Items:
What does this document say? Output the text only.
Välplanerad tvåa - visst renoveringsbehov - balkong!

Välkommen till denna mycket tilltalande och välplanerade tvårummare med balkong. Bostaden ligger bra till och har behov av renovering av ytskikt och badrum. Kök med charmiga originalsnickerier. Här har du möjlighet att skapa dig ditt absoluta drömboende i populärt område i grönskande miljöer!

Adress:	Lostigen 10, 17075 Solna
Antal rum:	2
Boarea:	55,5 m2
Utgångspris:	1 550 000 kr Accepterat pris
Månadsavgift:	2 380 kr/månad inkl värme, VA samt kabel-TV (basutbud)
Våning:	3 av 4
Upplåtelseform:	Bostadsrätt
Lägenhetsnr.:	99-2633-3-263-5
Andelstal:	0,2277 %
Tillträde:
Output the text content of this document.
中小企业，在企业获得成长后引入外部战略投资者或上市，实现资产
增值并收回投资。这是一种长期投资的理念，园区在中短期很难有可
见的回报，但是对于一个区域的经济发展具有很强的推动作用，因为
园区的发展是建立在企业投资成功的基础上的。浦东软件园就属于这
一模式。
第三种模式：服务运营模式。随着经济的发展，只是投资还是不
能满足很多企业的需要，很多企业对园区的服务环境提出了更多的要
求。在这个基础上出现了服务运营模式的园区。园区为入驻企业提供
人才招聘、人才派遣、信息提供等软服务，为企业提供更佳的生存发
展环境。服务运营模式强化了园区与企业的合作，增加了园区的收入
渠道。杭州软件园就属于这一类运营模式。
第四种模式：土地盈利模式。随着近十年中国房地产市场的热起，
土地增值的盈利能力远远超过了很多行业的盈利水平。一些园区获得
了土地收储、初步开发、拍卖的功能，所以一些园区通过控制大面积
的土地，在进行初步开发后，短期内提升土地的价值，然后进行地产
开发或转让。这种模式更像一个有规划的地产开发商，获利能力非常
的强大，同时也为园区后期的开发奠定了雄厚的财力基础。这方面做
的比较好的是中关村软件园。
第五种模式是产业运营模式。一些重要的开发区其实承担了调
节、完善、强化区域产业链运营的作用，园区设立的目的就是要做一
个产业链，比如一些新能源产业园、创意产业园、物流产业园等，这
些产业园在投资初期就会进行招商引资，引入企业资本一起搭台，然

Task goal:
Looking at the data above, show all lines where the word "Output" occurs.

Exercise answer:
What does this document say? Output the text only.
Output the text content of this document.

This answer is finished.